Page text:
The Company hereby informs the market that following the conclusion of negotiations with BMIT, the Company has entered into an Asset Purchase Agreement (as defined and described below) in relation to the Proposed Transaction, pursuant to which BMIT has agreed to purchase the Transaction Assets (as defined and described below) subject to the satisfaction of various conditions precedent.

The proposed assignment and transfer, first to GISL and then to BMIT constitute material related party transactions in terms of the CMRs and have therefore been reviewed, assessed and approved by the Company's Audit Committee. The Audit Committee has concluded, after having carefully considered its obligations in terms of the CMRs and having given due consideration to all of the relevant facts and circumstances, that the Proposed Transaction is (1) being entered into at arm's length and on a normal, commercial basis and (2) fair and reasonable from the perspective of the Company and of the Shareholders who are not related parties. The Board of Directors of the Company (the "Board") have also established that the proposed assignment and transfer from GISL to BMIT constitutes a Class 1 Transaction.

Some records:
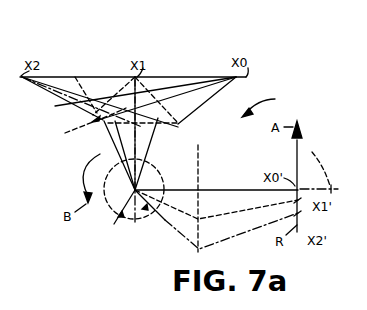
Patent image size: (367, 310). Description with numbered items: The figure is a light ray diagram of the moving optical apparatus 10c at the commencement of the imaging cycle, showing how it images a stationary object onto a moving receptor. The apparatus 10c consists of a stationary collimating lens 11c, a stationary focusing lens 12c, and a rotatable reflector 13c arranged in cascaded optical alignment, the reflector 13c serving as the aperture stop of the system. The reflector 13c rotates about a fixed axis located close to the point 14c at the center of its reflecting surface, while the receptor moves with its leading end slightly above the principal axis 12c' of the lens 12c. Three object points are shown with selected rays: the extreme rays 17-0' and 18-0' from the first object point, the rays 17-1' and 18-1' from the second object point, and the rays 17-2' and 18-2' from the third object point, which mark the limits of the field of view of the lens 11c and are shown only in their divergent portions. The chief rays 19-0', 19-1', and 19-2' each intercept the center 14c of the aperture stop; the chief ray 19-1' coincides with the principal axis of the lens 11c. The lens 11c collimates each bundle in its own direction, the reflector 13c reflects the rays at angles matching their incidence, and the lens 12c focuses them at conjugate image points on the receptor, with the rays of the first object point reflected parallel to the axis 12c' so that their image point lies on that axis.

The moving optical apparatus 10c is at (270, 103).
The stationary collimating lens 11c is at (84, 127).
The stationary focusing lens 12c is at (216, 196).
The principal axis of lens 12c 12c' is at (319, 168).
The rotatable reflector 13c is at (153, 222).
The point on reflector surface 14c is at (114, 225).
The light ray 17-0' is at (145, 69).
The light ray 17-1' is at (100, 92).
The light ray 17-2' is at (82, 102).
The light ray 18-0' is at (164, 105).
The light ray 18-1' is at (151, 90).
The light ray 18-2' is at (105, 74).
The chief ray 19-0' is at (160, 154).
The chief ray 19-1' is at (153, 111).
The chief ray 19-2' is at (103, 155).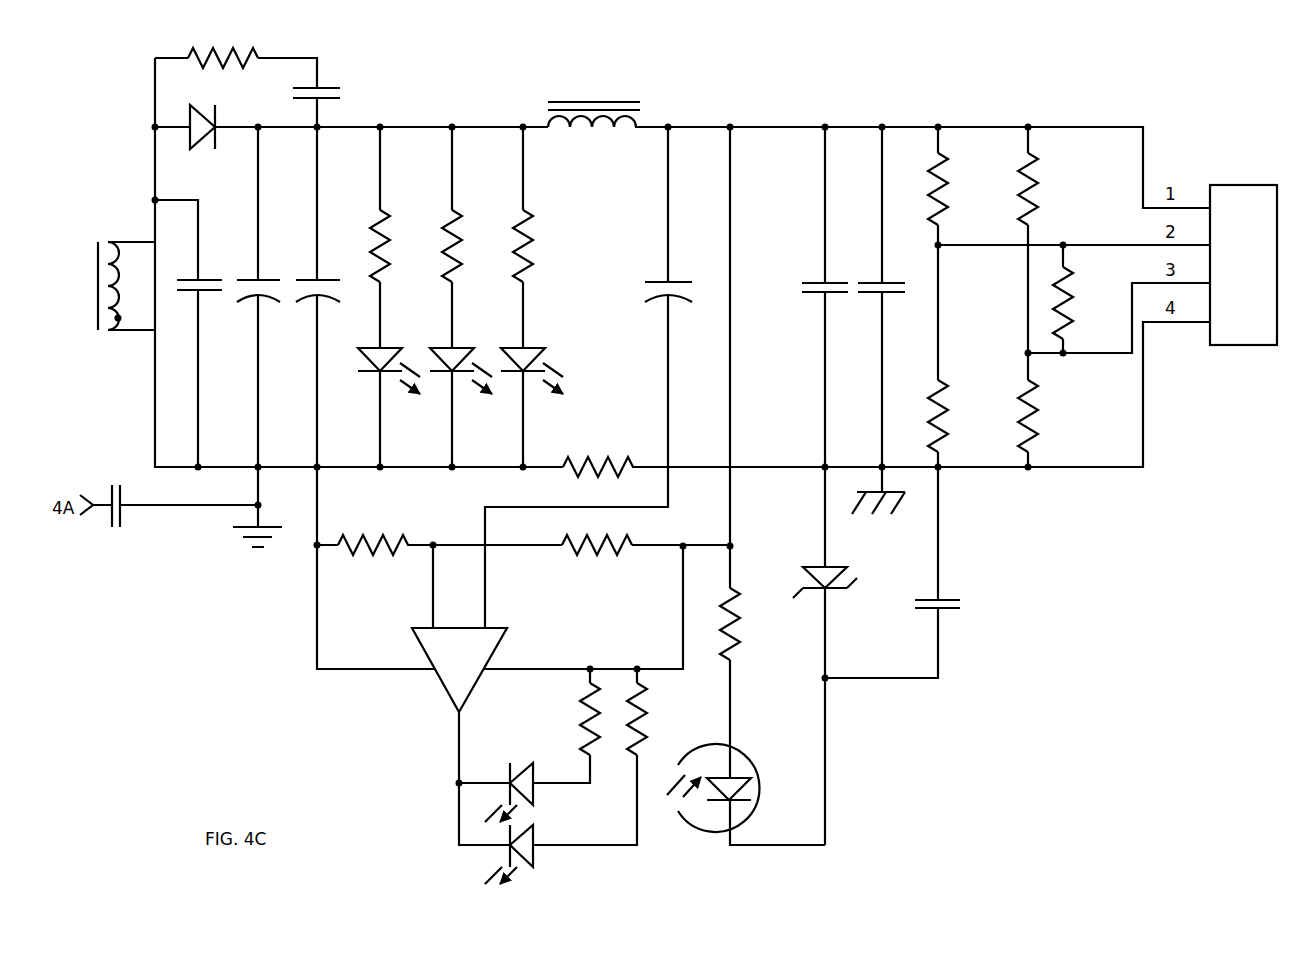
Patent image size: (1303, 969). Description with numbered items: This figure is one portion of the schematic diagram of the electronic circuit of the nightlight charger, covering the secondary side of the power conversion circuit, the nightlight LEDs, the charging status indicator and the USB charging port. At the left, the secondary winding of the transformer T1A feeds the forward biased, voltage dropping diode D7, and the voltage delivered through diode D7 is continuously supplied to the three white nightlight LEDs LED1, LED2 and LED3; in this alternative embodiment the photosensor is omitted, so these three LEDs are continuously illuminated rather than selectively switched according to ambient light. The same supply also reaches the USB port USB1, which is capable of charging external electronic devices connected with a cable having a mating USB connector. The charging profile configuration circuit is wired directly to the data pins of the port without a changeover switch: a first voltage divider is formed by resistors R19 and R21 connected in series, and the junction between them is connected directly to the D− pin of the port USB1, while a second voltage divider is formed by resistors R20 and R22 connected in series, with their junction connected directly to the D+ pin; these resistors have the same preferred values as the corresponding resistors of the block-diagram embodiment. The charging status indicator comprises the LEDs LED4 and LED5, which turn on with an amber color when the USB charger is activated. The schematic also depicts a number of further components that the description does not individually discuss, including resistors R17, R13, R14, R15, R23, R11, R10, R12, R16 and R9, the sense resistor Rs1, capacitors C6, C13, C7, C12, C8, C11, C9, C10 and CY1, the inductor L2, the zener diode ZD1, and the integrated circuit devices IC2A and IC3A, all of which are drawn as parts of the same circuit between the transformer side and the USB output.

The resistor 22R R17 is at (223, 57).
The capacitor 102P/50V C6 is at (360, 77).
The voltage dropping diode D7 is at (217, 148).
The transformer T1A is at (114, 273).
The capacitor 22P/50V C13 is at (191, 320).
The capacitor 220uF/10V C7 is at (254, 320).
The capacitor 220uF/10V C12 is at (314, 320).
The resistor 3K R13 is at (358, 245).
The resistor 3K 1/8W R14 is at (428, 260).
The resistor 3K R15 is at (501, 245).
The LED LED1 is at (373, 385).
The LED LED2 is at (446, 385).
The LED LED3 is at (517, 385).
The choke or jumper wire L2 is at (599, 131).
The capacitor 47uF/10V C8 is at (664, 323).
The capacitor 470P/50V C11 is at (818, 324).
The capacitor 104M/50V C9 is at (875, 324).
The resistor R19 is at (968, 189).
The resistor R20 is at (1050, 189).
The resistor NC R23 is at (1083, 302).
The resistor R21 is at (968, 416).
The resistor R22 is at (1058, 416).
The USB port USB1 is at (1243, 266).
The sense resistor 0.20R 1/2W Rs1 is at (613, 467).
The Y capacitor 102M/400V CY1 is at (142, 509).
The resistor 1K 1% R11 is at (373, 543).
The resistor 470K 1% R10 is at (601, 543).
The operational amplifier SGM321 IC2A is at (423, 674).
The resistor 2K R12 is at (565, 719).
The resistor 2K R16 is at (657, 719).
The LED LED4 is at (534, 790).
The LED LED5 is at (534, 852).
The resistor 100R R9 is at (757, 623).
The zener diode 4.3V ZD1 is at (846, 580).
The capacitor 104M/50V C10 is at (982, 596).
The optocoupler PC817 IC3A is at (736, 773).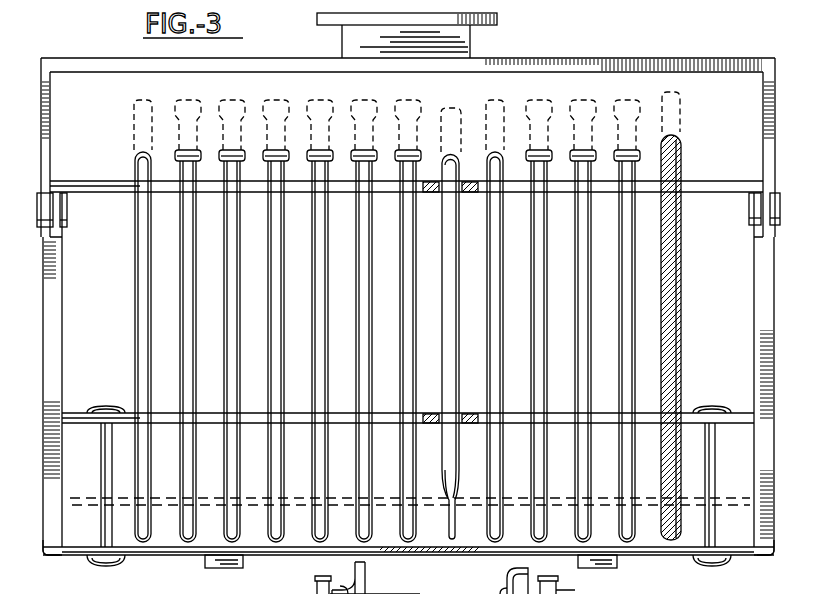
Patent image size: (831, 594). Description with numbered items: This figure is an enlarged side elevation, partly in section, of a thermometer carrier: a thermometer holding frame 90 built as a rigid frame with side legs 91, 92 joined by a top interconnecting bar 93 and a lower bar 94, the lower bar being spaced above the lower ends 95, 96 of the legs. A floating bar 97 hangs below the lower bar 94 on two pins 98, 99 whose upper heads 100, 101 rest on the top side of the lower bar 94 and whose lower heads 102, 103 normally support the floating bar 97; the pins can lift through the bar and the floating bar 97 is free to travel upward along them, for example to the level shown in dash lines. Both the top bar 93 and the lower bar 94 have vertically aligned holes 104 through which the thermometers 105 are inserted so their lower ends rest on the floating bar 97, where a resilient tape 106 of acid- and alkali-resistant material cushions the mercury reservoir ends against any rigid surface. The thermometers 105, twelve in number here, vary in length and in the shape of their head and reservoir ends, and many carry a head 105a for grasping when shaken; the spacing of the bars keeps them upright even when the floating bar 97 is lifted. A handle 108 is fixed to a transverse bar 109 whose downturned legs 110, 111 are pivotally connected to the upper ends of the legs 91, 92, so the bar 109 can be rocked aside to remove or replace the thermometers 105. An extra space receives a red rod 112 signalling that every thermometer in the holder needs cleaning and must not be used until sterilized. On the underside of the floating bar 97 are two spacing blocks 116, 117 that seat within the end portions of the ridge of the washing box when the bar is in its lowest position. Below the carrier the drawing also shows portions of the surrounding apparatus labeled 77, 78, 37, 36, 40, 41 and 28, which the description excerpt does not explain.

Things to do:
**1)** Does the announcement of the asset sale to BMIT support each of these statements? (a) The Company's Audit Committee approved the assignment and transfer as material related party transactions. (b) The Audit Committee determined that the transfer from GISL to BMIT is a Class 1 Transaction. (c) BMIT's purchase of the Transaction Assets carries no conditions. Answer yes or no for each, quoting the deciding words of the announcement.
**2)** Go on with the announcement of the asset sale to BMIT, starting after its final sentence.
The listing was taken from a different source than the announcement.

Expected results:
**1)**
(a) Yes: "constitute material related party transactions in terms of the CMRs and have therefore been reviewed, assessed and approved by the Company's Audit Committee"
(b) No: "The Board of Directors of the Company (the "Board") have also established that the proposed assignment and transfer from GISL to BMIT constitutes a Class 1 Transaction."
(c) No: "subject to the satisfaction of various conditions precedent"

**2)**
As at the date of this Company Announcement, the Board is composed of the following directors: Sofiane Antar, Lassaad Ben Dhiab, Paul Fenech, Faker Hnid, Azmi Lahmar, Paul Testaferrata Moroni Viani, Deepak Srinivas Padmanabhan and Norbert Prihoda. Messrs. Srinivas Padmanabhan and Hnid are directors of both the Company and of BMIT, and as such are susceptible to conflicts between the potentially diverging interests of the two companies.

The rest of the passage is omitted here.